# TASK STATEMENT
Read through the entries below and return each line with the word "μίαν".
•••••
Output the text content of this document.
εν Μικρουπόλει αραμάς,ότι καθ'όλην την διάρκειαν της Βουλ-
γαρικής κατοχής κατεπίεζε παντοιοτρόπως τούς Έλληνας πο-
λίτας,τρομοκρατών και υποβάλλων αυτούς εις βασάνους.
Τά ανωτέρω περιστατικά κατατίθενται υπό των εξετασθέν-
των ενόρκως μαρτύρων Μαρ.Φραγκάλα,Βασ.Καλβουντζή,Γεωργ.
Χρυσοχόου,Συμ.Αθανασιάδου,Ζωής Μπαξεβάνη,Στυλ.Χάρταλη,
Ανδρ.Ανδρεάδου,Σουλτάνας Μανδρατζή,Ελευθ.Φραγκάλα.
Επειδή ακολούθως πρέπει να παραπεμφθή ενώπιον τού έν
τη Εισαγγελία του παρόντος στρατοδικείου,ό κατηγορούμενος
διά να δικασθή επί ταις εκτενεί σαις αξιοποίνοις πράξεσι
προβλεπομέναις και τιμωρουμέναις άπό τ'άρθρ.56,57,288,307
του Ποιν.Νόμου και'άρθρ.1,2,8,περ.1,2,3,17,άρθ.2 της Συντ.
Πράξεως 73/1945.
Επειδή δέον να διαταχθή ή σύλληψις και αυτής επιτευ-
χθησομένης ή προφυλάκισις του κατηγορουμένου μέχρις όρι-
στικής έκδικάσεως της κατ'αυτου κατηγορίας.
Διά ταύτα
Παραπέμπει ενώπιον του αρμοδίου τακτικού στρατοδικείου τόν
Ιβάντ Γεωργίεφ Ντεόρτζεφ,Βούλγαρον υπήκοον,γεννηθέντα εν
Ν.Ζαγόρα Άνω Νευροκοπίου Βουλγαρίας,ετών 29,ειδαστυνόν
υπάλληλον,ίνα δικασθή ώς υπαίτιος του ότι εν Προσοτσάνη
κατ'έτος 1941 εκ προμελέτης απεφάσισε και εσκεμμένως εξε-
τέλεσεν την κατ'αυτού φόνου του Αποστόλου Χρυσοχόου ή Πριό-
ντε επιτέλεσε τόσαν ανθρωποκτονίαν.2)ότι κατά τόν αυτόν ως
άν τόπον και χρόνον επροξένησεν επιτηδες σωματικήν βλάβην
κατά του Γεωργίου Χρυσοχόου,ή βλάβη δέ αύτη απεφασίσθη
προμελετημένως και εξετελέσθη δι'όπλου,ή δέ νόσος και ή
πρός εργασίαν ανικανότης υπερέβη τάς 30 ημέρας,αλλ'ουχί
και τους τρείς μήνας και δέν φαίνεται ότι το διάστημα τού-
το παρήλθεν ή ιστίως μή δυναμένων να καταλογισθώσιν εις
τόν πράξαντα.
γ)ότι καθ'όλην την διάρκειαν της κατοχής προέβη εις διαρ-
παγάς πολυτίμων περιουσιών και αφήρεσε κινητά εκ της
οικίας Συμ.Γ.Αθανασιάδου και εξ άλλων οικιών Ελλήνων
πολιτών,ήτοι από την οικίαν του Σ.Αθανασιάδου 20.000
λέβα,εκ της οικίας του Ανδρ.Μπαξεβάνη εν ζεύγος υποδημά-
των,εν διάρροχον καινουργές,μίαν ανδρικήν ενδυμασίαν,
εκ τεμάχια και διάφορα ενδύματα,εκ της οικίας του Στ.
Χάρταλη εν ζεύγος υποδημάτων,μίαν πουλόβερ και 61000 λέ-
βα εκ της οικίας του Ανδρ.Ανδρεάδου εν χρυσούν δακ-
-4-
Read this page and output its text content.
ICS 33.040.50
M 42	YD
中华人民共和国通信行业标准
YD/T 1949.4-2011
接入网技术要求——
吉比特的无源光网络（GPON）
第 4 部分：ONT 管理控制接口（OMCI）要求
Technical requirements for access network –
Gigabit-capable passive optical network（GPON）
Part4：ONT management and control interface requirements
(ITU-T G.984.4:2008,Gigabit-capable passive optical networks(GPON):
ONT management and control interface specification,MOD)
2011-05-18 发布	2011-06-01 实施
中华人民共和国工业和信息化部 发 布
•••••
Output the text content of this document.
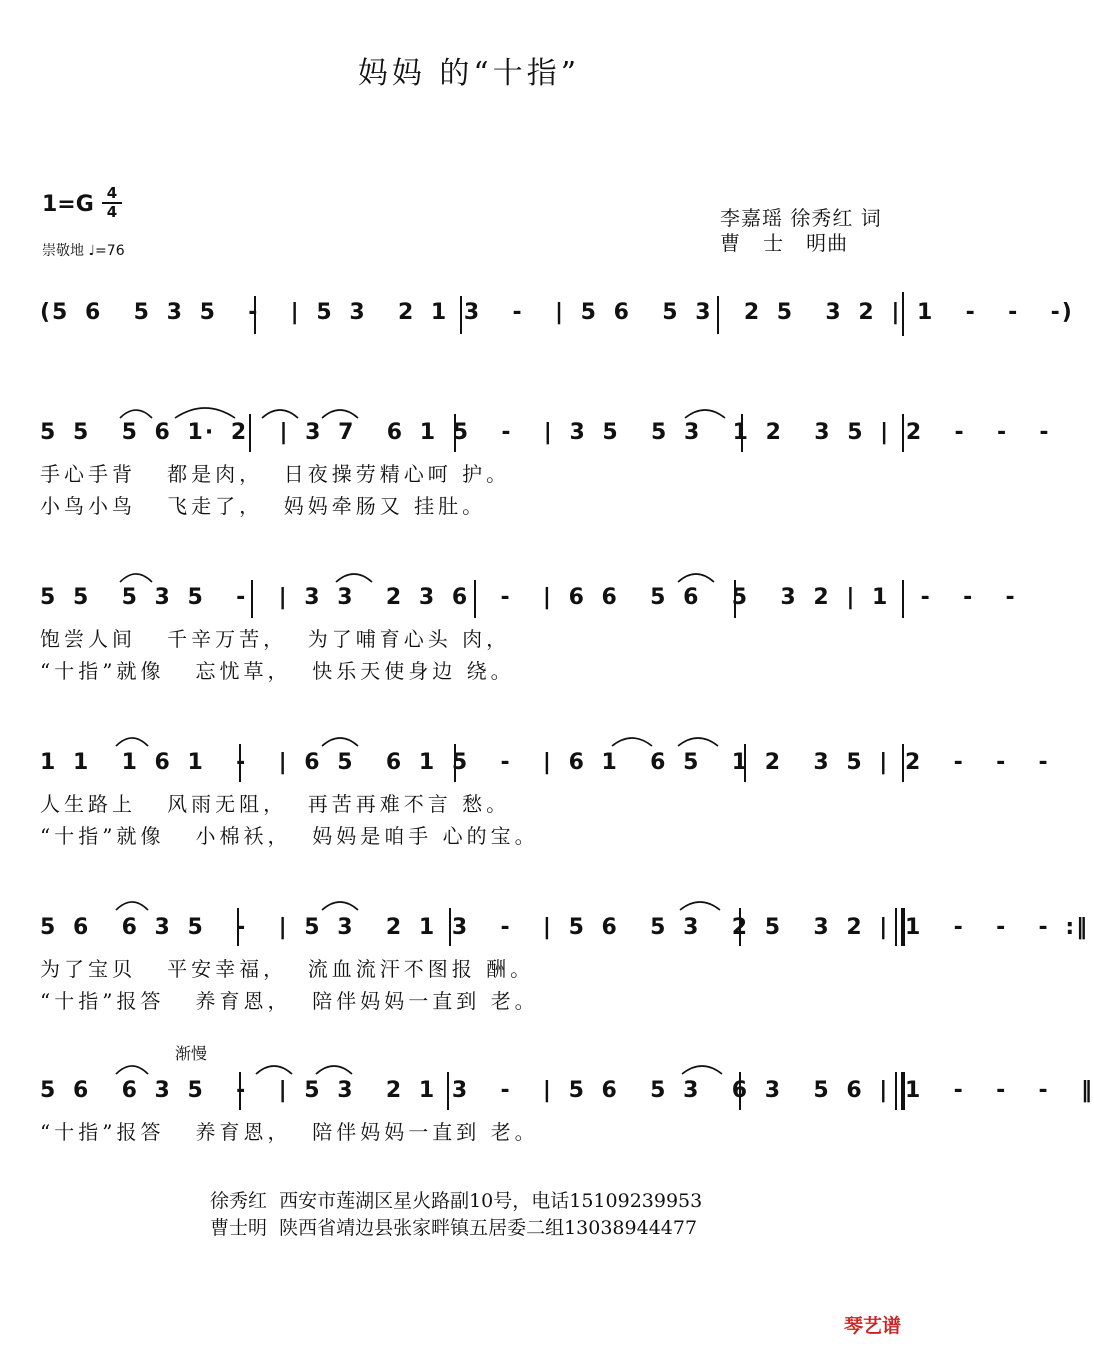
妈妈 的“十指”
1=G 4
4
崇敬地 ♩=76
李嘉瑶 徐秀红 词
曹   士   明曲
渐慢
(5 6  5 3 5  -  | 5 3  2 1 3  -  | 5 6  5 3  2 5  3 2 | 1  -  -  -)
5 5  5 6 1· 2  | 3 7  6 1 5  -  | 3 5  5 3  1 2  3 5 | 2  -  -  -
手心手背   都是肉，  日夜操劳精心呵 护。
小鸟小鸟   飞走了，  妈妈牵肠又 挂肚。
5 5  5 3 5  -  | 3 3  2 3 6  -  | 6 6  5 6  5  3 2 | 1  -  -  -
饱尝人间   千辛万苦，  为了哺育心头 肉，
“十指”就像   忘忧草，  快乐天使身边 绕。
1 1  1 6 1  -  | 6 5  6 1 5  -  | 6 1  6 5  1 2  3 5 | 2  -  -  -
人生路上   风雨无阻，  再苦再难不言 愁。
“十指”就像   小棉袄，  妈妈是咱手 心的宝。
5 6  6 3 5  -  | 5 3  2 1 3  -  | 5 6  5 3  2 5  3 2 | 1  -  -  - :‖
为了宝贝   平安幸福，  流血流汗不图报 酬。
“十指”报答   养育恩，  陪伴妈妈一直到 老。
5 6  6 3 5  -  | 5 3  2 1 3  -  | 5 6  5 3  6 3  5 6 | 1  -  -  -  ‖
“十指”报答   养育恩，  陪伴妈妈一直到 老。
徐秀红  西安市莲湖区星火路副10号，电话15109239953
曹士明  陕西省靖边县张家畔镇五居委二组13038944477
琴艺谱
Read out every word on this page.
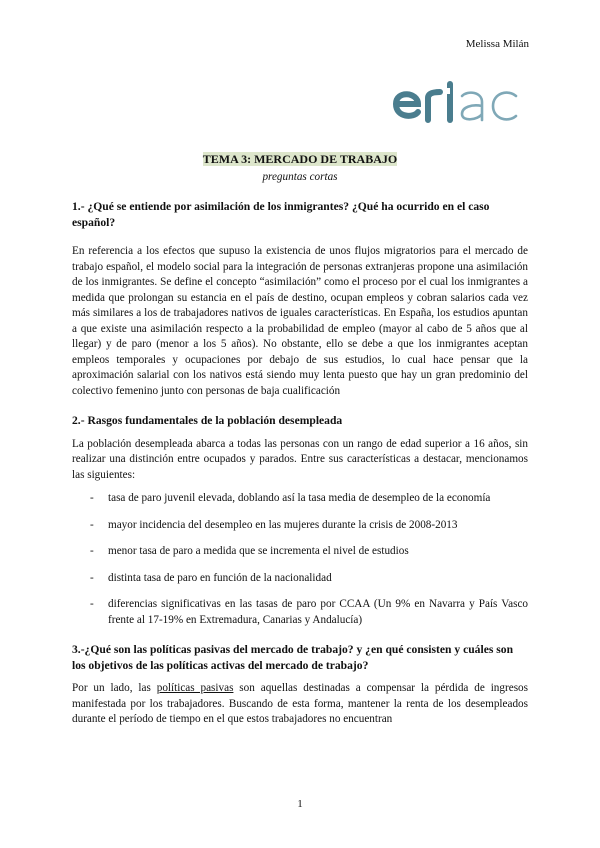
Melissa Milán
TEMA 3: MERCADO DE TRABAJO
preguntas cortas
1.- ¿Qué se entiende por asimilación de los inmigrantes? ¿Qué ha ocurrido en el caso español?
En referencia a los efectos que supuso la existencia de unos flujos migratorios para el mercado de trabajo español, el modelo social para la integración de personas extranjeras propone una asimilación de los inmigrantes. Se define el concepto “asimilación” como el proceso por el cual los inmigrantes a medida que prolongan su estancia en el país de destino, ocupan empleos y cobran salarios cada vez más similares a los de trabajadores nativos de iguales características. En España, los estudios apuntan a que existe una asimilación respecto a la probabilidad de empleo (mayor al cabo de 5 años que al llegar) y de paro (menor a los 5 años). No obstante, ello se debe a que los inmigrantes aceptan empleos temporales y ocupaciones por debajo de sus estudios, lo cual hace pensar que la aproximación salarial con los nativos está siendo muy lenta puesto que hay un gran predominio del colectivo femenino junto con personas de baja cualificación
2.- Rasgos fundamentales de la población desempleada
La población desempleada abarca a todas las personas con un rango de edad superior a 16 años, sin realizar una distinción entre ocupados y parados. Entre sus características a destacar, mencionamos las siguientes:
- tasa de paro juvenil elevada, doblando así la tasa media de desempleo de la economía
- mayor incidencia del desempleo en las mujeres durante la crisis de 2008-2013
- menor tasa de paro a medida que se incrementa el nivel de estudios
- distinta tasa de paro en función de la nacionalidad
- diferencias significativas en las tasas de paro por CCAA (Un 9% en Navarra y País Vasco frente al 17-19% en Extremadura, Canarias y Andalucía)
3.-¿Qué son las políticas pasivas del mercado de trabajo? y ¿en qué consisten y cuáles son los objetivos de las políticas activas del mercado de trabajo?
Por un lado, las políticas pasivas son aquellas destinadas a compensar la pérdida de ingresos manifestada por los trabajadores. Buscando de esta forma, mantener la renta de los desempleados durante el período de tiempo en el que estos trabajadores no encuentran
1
•••••
# WRITTEN SOLUTION
των,εν διάρροχον καινουργές,μίαν ανδρικήν ενδυμασίαν,
Χάρταλη εν ζεύγος υποδημάτων,μίαν πουλόβερ και 61000 λέ-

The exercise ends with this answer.